*Exercise directions*.
Set down every record once more, exactly as given.

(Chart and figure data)
* * *
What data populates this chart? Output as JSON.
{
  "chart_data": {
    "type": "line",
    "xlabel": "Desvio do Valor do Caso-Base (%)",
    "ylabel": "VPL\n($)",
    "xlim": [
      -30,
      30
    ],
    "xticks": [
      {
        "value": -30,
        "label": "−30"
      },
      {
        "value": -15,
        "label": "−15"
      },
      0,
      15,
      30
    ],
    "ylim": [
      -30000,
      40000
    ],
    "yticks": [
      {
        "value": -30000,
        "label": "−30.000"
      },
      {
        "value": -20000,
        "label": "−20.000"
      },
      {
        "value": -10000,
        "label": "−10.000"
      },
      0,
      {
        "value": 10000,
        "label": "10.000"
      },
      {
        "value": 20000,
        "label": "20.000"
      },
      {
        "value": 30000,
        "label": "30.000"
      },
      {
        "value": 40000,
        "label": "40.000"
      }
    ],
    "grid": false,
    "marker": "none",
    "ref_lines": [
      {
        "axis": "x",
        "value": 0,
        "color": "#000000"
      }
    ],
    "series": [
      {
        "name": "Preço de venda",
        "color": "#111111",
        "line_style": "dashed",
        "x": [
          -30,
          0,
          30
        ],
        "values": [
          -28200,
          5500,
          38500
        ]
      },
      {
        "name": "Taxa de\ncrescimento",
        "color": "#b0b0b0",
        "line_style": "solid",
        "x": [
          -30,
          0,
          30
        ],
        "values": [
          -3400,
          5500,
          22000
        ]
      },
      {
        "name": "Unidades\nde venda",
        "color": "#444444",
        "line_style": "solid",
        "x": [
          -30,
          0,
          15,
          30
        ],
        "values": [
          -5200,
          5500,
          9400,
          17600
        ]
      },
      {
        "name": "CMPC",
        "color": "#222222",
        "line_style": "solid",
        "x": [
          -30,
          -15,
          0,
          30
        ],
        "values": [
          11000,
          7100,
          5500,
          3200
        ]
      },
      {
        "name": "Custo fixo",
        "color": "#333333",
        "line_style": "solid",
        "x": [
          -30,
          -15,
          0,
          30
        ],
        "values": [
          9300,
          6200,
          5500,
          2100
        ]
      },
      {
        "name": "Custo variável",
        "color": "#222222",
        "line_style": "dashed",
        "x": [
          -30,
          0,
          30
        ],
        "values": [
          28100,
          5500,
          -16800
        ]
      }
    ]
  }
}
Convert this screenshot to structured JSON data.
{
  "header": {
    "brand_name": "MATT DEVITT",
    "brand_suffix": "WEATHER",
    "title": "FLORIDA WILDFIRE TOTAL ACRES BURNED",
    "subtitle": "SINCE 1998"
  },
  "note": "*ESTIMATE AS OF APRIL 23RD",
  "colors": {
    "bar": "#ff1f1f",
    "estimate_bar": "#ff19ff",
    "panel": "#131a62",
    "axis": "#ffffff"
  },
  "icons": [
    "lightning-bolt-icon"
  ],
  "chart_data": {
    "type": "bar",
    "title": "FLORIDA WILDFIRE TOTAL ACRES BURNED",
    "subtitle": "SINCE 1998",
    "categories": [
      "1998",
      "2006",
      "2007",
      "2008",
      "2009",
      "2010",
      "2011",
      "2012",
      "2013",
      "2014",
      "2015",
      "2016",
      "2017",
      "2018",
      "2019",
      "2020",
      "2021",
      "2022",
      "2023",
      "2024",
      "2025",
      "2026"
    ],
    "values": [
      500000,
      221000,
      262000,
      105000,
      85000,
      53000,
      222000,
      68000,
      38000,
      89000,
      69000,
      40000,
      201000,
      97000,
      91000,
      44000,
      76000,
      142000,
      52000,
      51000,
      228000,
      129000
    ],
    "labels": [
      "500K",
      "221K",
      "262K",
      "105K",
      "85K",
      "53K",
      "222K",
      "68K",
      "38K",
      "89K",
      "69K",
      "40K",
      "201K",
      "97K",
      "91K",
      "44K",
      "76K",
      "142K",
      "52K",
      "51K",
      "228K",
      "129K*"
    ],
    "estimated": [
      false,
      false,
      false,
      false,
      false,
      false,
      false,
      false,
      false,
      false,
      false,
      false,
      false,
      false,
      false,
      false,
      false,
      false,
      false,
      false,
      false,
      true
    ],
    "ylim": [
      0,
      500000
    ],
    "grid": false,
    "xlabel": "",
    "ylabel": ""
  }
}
* * *
*Result of the task*.
What data populates this chart? Output as JSON.
{
  "chart_data": {
    "type": "line",
    "xlabel": "Desvio do Valor do Caso-Base (%)",
    "ylabel": "VPL\n($)",
    "xlim": [
      -30,
      30
    ],
    "xticks": [
      {
        "value": -30,
        "label": "−30"
      },
      {
        "value": -15,
        "label": "−15"
      },
      0,
      15,
      30
    ],
    "ylim": [
      -30000,
      40000
    ],
    "yticks": [
      {
        "value": -30000,
        "label": "−30.000"
      },
      {
        "value": -20000,
        "label": "−20.000"
      },
      {
        "value": -10000,
        "label": "−10.000"
      },
      0,
      {
        "value": 10000,
        "label": "10.000"
      },
      {
        "value": 20000,
        "label": "20.000"
      },
      {
        "value": 30000,
        "label": "30.000"
      },
      {
        "value": 40000,
        "label": "40.000"
      }
    ],
    "grid": false,
    "marker": "none",
    "ref_lines": [
      {
        "axis": "x",
        "value": 0,
        "color": "#000000"
      }
    ],
    "series": [
      {
        "name": "Preço de venda",
        "color": "#111111",
        "line_style": "dashed",
        "x": [
          -30,
          0,
          30
        ],
        "values": [
          -28200,
          5500,
          38500
        ]
      },
      {
        "name": "Taxa de\ncrescimento",
        "color": "#b0b0b0",
        "line_style": "solid",
        "x": [
          -30,
          0,
          30
        ],
        "values": [
          -3400,
          5500,
          22000
        ]
      },
      {
        "name": "Unidades\nde venda",
        "color": "#444444",
        "line_style": "solid",
        "x": [
          -30,
          0,
          15,
          30
        ],
        "values": [
          -5200,
          5500,
          9400,
          17600
        ]
      },
      {
        "name": "CMPC",
        "color": "#222222",
        "line_style": "solid",
        "x": [
          -30,
          -15,
          0,
          30
        ],
        "values": [
          11000,
          7100,
          5500,
          3200
        ]
      },
      {
        "name": "Custo fixo",
        "color": "#333333",
        "line_style": "solid",
        "x": [
          -30,
          -15,
          0,
          30
        ],
        "values": [
          9300,
          6200,
          5500,
          2100
        ]
      },
      {
        "name": "Custo variável",
        "color": "#222222",
        "line_style": "dashed",
        "x": [
          -30,
          0,
          30
        ],
        "values": [
          28100,
          5500,
          -16800
        ]
      }
    ]
  }
}
Convert this screenshot to structured JSON data.
{
  "header": {
    "brand_name": "MATT DEVITT",
    "brand_suffix": "WEATHER",
    "title": "FLORIDA WILDFIRE TOTAL ACRES BURNED",
    "subtitle": "SINCE 1998"
  },
  "note": "*ESTIMATE AS OF APRIL 23RD",
  "colors": {
    "bar": "#ff1f1f",
    "estimate_bar": "#ff19ff",
    "panel": "#131a62",
    "axis": "#ffffff"
  },
  "icons": [
    "lightning-bolt-icon"
  ],
  "chart_data": {
    "type": "bar",
    "title": "FLORIDA WILDFIRE TOTAL ACRES BURNED",
    "subtitle": "SINCE 1998",
    "categories": [
      "1998",
      "2006",
      "2007",
      "2008",
      "2009",
      "2010",
      "2011",
      "2012",
      "2013",
      "2014",
      "2015",
      "2016",
      "2017",
      "2018",
      "2019",
      "2020",
      "2021",
      "2022",
      "2023",
      "2024",
      "2025",
      "2026"
    ],
    "values": [
      500000,
      221000,
      262000,
      105000,
      85000,
      53000,
      222000,
      68000,
      38000,
      89000,
      69000,
      40000,
      201000,
      97000,
      91000,
      44000,
      76000,
      142000,
      52000,
      51000,
      228000,
      129000
    ],
    "labels": [
      "500K",
      "221K",
      "262K",
      "105K",
      "85K",
      "53K",
      "222K",
      "68K",
      "38K",
      "89K",
      "69K",
      "40K",
      "201K",
      "97K",
      "91K",
      "44K",
      "76K",
      "142K",
      "52K",
      "51K",
      "228K",
      "129K*"
    ],
    "estimated": [
      false,
      false,
      false,
      false,
      false,
      false,
      false,
      false,
      false,
      false,
      false,
      false,
      false,
      false,
      false,
      false,
      false,
      false,
      false,
      false,
      false,
      true
    ],
    "ylim": [
      0,
      500000
    ],
    "grid": false,
    "xlabel": "",
    "ylabel": ""
  }
}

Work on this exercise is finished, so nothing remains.